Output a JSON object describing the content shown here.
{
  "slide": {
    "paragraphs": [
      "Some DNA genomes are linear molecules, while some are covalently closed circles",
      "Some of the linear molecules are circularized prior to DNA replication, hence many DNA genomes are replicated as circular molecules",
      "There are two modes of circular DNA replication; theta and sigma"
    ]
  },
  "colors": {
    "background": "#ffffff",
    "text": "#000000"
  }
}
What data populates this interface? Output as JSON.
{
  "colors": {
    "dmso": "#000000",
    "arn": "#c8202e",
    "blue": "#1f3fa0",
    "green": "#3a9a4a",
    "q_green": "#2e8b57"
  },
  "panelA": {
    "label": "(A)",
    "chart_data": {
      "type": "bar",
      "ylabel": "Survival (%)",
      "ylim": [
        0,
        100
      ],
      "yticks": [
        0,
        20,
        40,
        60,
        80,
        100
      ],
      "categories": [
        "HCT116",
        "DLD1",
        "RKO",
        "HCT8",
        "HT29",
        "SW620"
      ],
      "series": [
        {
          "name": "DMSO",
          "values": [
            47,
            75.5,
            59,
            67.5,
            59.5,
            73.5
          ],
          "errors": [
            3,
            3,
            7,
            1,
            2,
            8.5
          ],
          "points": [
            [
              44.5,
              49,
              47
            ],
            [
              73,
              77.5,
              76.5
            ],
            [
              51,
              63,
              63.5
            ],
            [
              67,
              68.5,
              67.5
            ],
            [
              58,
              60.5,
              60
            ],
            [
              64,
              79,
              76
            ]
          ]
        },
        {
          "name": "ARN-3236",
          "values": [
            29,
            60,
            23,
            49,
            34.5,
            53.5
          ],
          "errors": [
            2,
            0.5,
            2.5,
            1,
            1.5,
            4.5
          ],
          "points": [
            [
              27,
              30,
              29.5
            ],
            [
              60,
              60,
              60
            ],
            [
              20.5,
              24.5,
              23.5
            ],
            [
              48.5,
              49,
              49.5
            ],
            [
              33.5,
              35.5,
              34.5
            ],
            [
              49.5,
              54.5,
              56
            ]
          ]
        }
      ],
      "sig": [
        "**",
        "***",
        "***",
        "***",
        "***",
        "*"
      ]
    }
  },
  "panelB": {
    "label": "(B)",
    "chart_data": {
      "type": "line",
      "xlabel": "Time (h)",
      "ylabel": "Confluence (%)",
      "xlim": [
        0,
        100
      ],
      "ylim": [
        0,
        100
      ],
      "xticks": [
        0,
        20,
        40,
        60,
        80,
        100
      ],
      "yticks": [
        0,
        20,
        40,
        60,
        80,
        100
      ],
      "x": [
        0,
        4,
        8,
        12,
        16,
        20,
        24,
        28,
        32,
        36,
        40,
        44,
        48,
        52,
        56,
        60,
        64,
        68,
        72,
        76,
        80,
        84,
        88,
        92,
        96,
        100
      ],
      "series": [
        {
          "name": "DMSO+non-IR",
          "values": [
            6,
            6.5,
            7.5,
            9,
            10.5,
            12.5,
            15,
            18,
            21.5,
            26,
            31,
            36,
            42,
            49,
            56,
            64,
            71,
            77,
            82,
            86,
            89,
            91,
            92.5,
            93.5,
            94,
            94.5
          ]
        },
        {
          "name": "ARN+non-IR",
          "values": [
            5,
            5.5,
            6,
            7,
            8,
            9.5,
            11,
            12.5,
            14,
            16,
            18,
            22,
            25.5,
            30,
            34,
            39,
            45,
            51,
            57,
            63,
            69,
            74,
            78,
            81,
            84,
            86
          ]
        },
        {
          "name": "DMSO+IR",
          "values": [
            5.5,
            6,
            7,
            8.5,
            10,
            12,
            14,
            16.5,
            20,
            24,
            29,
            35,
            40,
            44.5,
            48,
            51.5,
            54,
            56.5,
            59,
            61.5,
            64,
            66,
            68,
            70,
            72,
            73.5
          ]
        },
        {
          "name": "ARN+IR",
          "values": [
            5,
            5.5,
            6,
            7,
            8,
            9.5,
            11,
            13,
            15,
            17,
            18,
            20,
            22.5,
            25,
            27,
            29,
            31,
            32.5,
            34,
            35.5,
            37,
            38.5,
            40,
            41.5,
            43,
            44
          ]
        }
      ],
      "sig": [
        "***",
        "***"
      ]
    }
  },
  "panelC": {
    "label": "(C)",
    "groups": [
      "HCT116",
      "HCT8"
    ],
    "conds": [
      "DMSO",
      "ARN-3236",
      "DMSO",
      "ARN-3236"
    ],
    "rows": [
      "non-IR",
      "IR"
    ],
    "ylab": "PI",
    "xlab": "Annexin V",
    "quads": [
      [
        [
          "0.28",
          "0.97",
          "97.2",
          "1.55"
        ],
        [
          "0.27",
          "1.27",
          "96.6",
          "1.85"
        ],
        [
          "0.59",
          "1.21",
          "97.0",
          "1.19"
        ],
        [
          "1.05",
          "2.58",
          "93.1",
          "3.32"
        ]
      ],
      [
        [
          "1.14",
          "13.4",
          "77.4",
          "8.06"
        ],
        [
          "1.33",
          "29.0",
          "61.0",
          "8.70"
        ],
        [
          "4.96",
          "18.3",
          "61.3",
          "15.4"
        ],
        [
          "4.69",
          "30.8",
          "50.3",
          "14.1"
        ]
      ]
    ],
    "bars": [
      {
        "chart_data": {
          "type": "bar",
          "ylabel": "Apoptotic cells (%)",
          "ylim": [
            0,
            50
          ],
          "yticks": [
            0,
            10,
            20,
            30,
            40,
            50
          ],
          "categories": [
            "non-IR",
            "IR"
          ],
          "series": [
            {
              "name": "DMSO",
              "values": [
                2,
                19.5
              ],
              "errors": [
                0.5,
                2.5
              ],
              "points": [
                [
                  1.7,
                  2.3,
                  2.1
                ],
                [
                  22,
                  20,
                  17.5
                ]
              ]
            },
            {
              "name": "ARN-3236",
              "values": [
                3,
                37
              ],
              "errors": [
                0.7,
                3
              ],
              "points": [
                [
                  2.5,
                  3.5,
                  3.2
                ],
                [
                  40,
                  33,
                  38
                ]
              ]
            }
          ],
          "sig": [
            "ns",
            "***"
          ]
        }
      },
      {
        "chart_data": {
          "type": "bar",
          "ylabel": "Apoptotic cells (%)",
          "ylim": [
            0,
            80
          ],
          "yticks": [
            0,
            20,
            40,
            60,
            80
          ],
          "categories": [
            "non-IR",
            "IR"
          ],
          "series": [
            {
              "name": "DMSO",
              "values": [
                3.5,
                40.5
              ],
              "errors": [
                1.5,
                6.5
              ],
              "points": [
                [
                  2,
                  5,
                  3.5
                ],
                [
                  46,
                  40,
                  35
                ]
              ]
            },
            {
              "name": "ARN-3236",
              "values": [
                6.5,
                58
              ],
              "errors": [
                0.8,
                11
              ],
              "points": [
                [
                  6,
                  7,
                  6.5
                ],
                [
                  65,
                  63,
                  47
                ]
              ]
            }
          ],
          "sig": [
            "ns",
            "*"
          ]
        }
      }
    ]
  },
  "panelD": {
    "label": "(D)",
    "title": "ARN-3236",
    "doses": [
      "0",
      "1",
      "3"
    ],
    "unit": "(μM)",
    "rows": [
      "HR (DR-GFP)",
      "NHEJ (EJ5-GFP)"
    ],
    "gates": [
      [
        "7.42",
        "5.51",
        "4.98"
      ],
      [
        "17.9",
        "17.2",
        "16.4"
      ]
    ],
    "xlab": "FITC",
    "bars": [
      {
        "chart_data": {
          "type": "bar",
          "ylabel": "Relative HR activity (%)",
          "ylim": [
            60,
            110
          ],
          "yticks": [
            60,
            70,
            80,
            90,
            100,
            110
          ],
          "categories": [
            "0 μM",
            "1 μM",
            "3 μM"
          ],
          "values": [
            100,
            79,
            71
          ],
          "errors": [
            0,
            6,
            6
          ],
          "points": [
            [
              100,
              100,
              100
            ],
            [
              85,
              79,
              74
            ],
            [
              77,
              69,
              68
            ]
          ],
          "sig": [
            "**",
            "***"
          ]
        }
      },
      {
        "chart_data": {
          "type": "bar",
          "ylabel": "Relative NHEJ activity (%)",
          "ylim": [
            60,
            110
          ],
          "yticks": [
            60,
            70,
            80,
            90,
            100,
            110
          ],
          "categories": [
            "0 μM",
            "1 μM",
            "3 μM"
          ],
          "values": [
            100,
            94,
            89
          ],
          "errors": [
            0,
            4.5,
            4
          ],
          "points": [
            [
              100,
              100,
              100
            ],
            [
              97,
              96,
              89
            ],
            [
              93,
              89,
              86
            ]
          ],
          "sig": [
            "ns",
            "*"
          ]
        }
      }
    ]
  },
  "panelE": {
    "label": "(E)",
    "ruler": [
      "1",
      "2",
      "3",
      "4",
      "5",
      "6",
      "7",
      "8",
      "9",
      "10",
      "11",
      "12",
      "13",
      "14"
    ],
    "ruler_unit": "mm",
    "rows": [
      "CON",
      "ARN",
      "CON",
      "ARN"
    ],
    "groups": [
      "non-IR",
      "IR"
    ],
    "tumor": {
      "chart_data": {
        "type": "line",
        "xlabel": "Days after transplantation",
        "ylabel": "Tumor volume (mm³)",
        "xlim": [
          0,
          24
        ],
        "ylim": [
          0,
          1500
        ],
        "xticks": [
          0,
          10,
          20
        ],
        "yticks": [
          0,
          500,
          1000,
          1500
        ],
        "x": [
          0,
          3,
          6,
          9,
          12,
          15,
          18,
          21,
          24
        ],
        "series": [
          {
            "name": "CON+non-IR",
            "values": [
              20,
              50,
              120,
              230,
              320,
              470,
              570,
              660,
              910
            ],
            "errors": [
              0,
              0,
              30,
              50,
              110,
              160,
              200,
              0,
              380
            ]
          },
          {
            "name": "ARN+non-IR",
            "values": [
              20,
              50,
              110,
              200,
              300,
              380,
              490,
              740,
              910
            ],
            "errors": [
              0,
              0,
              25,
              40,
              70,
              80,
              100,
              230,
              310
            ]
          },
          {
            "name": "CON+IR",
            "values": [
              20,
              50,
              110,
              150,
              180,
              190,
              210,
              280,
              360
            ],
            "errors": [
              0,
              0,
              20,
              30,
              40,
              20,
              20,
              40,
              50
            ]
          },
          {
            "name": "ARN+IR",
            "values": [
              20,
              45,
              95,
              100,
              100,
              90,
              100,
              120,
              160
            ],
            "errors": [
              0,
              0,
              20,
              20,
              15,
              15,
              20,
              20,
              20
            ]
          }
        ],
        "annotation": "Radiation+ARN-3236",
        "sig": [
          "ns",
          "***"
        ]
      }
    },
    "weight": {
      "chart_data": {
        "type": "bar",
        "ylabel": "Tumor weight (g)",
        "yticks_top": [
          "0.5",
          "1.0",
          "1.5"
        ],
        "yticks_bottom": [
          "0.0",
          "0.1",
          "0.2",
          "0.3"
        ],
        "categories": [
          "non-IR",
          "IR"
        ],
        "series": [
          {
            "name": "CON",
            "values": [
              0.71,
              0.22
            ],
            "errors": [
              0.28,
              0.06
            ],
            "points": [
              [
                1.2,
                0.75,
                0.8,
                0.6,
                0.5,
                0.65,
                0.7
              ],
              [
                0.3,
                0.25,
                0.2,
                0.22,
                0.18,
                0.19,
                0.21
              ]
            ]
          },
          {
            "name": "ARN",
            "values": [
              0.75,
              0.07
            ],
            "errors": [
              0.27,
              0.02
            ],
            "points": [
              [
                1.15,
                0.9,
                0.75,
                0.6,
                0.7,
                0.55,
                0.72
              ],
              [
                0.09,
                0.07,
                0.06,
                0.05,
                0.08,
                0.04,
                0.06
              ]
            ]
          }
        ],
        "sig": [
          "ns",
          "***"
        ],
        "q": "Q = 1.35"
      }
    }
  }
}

AIM OF THE TASK:
Read through the records above and copy the lines that contain "xlabel".

THE ANSWER:
      "xlabel": "Time (h)",
        "xlabel": "Days after transplantation",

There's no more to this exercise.